State only how many lines below include the string "blind".

▸ **Dataset entries**:
## begin

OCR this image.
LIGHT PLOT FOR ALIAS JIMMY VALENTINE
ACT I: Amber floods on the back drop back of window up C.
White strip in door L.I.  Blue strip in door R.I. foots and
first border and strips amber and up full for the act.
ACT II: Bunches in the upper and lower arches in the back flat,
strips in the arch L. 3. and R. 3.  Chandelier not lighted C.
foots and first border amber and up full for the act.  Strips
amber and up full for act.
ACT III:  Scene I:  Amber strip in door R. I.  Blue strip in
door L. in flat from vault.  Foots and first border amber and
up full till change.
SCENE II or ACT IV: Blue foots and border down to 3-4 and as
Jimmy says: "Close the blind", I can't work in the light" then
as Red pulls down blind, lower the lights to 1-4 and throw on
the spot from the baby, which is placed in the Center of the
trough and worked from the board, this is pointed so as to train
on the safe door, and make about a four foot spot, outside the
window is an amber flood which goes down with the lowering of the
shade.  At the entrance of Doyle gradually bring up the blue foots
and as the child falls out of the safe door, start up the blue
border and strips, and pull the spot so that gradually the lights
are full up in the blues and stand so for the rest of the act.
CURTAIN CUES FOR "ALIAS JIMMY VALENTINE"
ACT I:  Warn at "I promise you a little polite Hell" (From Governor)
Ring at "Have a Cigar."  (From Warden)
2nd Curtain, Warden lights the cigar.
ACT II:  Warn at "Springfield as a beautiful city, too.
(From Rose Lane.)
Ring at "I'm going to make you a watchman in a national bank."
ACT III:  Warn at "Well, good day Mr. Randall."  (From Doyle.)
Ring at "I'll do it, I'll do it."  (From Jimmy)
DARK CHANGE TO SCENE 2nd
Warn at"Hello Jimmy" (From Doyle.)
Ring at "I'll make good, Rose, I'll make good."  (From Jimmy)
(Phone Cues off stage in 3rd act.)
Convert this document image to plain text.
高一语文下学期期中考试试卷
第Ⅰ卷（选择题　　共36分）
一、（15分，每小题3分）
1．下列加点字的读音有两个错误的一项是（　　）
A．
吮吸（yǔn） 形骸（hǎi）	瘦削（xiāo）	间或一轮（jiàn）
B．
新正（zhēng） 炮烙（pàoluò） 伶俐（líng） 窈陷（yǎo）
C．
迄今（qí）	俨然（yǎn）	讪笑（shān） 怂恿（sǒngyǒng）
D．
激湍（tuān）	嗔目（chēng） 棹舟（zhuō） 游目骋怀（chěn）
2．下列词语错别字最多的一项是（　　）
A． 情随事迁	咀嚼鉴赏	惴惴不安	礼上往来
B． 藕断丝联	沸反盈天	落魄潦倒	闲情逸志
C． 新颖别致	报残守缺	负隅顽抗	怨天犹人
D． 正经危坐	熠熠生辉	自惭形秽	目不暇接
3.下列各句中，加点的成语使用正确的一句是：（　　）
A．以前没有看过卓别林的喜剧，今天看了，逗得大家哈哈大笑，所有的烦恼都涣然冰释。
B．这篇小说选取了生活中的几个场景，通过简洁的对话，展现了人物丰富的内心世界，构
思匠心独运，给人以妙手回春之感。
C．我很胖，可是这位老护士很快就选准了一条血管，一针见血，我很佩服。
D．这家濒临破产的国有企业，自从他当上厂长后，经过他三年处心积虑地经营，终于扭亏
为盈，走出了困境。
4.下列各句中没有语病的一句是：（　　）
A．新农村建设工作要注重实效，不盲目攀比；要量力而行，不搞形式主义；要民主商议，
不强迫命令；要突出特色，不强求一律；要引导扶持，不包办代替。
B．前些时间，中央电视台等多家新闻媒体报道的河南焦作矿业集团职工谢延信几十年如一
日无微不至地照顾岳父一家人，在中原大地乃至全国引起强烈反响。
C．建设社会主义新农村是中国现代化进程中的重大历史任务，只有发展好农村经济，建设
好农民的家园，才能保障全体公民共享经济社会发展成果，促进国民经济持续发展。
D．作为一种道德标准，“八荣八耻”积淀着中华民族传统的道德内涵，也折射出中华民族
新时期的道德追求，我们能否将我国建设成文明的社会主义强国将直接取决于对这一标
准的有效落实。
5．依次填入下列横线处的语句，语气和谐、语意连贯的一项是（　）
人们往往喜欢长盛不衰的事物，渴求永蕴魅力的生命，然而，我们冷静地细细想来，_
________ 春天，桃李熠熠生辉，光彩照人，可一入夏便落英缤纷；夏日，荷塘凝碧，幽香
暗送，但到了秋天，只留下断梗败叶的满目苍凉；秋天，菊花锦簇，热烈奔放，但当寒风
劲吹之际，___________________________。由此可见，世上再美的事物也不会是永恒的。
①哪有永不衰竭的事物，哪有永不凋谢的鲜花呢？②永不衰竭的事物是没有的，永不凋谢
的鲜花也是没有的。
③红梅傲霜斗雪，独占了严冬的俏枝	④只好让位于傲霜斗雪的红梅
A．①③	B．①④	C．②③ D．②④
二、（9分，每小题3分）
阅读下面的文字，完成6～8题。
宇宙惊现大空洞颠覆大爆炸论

## end

▸ **Task output**: 2